EXERCISE INSTRUCTIONS:
Find every line with the word "test". Copy those lines.

(Stored data)
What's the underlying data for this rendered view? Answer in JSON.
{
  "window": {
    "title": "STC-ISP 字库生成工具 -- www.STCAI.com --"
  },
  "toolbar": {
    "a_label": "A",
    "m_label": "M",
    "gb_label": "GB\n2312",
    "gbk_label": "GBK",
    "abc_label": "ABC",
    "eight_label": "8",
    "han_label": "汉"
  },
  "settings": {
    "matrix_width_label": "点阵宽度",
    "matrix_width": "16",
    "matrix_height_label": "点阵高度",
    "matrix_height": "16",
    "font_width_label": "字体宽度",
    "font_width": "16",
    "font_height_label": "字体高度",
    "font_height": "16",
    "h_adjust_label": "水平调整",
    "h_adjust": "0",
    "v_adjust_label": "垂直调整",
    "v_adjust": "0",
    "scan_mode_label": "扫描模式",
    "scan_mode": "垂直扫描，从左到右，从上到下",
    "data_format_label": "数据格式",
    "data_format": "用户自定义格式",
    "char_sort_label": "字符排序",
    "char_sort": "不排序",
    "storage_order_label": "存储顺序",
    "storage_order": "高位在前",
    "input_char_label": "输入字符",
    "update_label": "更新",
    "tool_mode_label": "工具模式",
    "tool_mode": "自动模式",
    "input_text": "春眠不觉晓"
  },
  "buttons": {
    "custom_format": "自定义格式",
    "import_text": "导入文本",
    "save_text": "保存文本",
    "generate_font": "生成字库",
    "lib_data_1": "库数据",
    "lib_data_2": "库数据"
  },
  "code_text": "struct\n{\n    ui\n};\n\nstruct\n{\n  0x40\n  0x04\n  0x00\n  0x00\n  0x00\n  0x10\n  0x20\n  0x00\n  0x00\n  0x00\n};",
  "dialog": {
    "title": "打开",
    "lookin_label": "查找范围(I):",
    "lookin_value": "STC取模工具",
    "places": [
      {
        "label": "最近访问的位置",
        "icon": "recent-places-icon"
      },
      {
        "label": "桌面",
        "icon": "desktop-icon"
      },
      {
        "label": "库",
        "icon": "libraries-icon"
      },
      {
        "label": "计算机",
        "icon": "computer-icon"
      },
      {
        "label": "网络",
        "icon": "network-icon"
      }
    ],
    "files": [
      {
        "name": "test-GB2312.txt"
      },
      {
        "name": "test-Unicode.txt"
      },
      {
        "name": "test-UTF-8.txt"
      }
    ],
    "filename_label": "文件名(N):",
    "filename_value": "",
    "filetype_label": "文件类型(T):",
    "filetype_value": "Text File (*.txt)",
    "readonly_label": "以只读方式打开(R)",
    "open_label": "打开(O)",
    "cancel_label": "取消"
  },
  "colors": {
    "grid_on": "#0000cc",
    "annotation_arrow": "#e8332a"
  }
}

ANSWER TO THIS EXERCISE:
        "name": "test-GB2312.txt"
        "name": "test-Unicode.txt"
        "name": "test-UTF-8.txt"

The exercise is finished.